- _INFORMATION GIVEN_:
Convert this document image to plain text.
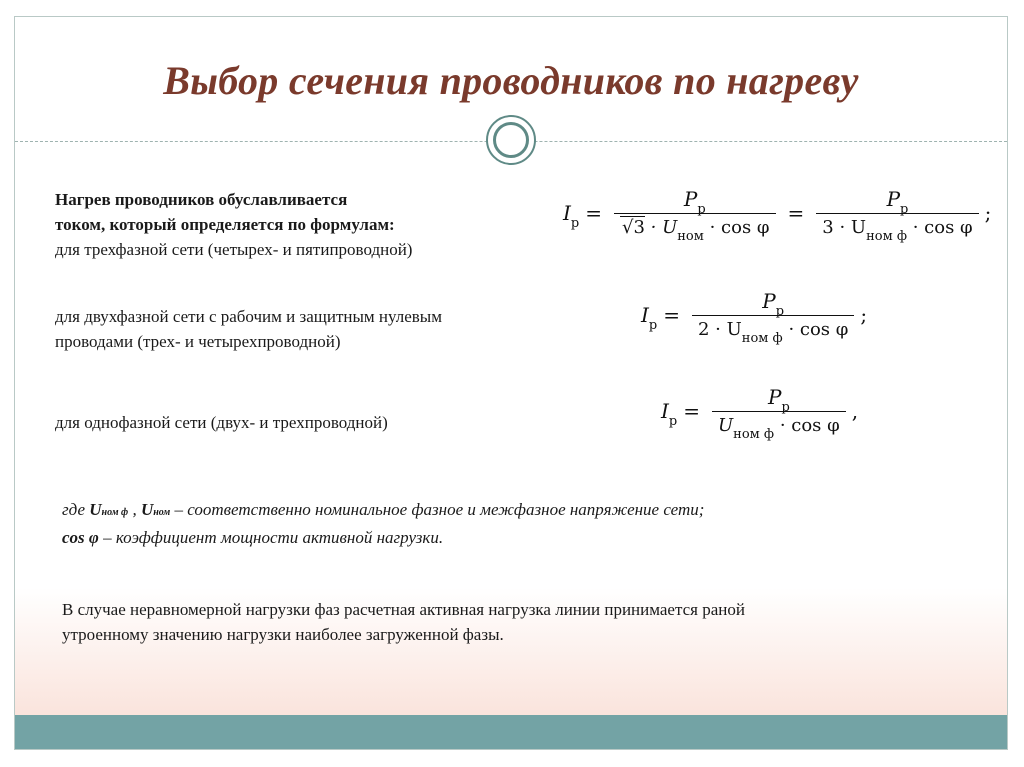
Выбор сечения проводников по нагреву
Нагрев проводников обуславливается
током, который определяется по формулам:
для трехфазной сети (четырех- и пятипроводной)
$I_р = \frac{P_р}{√3 \cdot U_{ном} \cdot \cos \varphi} = \frac{P_р}{3 \cdot U_{ном ф} \cdot \cos \varphi}$ ;
для двухфазной сети с рабочим и защитным нулевым
проводами (трех- и четырехпроводной)
$I_р = \frac{P_р}{2 \cdot U_{ном ф} \cdot \cos \varphi}$ ;
для однофазной сети (двух- и трехпроводной)	$I_р = \frac{P_р}{U_{ном ф} \cdot \cos \varphi}$ ,
где Uном ф , Uном – соответственно номинальное фазное и межфазное напряжение сети;
cos φ – коэффициент мощности активной нагрузки.
В случае неравномерной нагрузки фаз расчетная активная нагрузка линии принимается раной
утроенному значению нагрузки наиболее загруженной фазы.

- _WHAT THE TASK REQUIRES_:
Look over the records above and copy each line that includes the string "нагрузки".

- _EXERCISE OUTPUT_:
cos φ – коэффициент мощности активной нагрузки.
В случае неравномерной нагрузки фаз расчетная активная нагрузка линии принимается раной
утроенному значению нагрузки наиболее загруженной фазы.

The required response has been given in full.